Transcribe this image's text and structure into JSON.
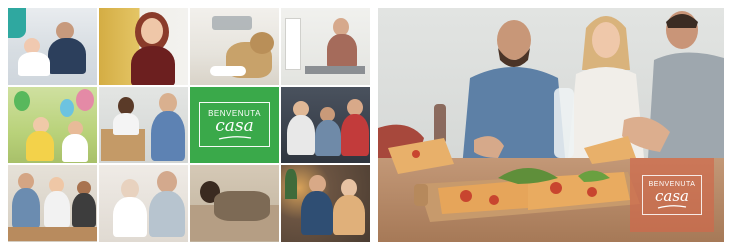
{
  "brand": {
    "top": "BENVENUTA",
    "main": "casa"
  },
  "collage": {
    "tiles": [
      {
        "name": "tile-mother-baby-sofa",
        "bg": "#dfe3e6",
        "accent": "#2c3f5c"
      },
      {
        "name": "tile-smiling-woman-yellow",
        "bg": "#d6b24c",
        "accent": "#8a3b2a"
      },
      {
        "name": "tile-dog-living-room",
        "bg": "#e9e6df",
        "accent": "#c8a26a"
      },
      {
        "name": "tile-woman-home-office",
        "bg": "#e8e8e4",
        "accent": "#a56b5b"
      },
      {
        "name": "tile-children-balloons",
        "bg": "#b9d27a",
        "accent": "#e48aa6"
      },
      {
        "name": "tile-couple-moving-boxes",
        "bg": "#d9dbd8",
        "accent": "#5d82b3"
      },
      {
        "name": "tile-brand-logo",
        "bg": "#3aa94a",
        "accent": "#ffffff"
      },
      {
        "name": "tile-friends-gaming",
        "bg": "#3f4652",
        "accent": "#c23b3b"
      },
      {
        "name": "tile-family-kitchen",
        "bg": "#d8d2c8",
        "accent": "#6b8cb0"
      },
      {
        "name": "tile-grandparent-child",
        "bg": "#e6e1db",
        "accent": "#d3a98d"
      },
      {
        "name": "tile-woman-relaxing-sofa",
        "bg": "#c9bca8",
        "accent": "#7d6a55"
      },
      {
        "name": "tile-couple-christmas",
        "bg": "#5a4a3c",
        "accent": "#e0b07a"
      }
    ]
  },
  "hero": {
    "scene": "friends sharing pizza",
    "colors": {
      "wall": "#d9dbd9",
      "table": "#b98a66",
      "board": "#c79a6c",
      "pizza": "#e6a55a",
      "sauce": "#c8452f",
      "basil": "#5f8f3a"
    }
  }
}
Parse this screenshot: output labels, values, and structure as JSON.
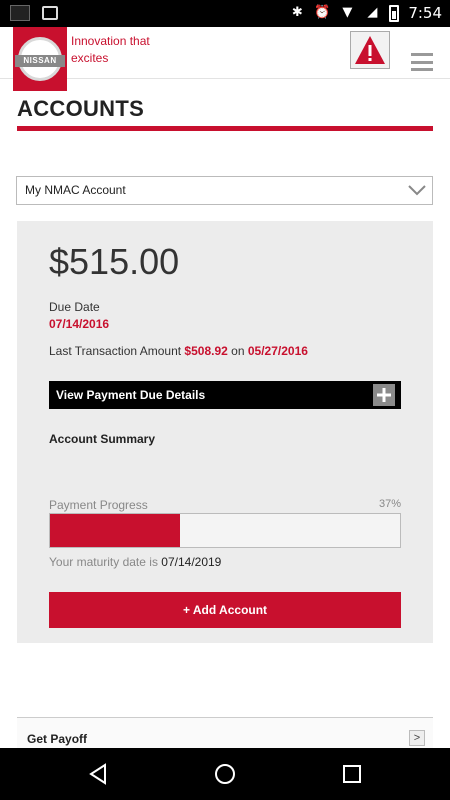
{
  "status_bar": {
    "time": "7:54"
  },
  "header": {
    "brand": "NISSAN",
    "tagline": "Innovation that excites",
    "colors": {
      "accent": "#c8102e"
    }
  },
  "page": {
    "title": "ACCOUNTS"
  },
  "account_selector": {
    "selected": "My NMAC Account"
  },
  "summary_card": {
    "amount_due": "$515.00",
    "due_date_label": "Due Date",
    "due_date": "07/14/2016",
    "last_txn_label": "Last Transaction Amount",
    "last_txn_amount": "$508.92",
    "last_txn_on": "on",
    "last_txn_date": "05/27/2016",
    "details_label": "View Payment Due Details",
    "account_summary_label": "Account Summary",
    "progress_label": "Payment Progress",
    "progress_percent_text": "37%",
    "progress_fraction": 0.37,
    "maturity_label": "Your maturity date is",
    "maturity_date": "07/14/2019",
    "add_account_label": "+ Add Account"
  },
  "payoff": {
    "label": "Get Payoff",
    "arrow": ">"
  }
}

▶ [TASK DESCRIPTION] Reproduce every line precisely as given, omitting all pictures.

▶ [ANSWER FOR THIS EXERCISE]
Transcribe this image's text and structure into JSON.
{
  "brand": {
    "top": "BENVENUTA",
    "main": "casa"
  },
  "collage": {
    "tiles": [
      {
        "name": "tile-mother-baby-sofa",
        "bg": "#dfe3e6",
        "accent": "#2c3f5c"
      },
      {
        "name": "tile-smiling-woman-yellow",
        "bg": "#d6b24c",
        "accent": "#8a3b2a"
      },
      {
        "name": "tile-dog-living-room",
        "bg": "#e9e6df",
        "accent": "#c8a26a"
      },
      {
        "name": "tile-woman-home-office",
        "bg": "#e8e8e4",
        "accent": "#a56b5b"
      },
      {
        "name": "tile-children-balloons",
        "bg": "#b9d27a",
        "accent": "#e48aa6"
      },
      {
        "name": "tile-couple-moving-boxes",
        "bg": "#d9dbd8",
        "accent": "#5d82b3"
      },
      {
        "name": "tile-brand-logo",
        "bg": "#3aa94a",
        "accent": "#ffffff"
      },
      {
        "name": "tile-friends-gaming",
        "bg": "#3f4652",
        "accent": "#c23b3b"
      },
      {
        "name": "tile-family-kitchen",
        "bg": "#d8d2c8",
        "accent": "#6b8cb0"
      },
      {
        "name": "tile-grandparent-child",
        "bg": "#e6e1db",
        "accent": "#d3a98d"
      },
      {
        "name": "tile-woman-relaxing-sofa",
        "bg": "#c9bca8",
        "accent": "#7d6a55"
      },
      {
        "name": "tile-couple-christmas",
        "bg": "#5a4a3c",
        "accent": "#e0b07a"
      }
    ]
  },
  "hero": {
    "scene": "friends sharing pizza",
    "colors": {
      "wall": "#d9dbd9",
      "table": "#b98a66",
      "board": "#c79a6c",
      "pizza": "#e6a55a",
      "sauce": "#c8452f",
      "basil": "#5f8f3a"
    }
  }
}
Parse this screenshot: output labels, values, and structure as JSON.
{
  "status_bar": {
    "time": "7:54"
  },
  "header": {
    "brand": "NISSAN",
    "tagline": "Innovation that excites",
    "colors": {
      "accent": "#c8102e"
    }
  },
  "page": {
    "title": "ACCOUNTS"
  },
  "account_selector": {
    "selected": "My NMAC Account"
  },
  "summary_card": {
    "amount_due": "$515.00",
    "due_date_label": "Due Date",
    "due_date": "07/14/2016",
    "last_txn_label": "Last Transaction Amount",
    "last_txn_amount": "$508.92",
    "last_txn_on": "on",
    "last_txn_date": "05/27/2016",
    "details_label": "View Payment Due Details",
    "account_summary_label": "Account Summary",
    "progress_label": "Payment Progress",
    "progress_percent_text": "37%",
    "progress_fraction": 0.37,
    "maturity_label": "Your maturity date is",
    "maturity_date": "07/14/2019",
    "add_account_label": "+ Add Account"
  },
  "payoff": {
    "label": "Get Payoff",
    "arrow": ">"
  }
}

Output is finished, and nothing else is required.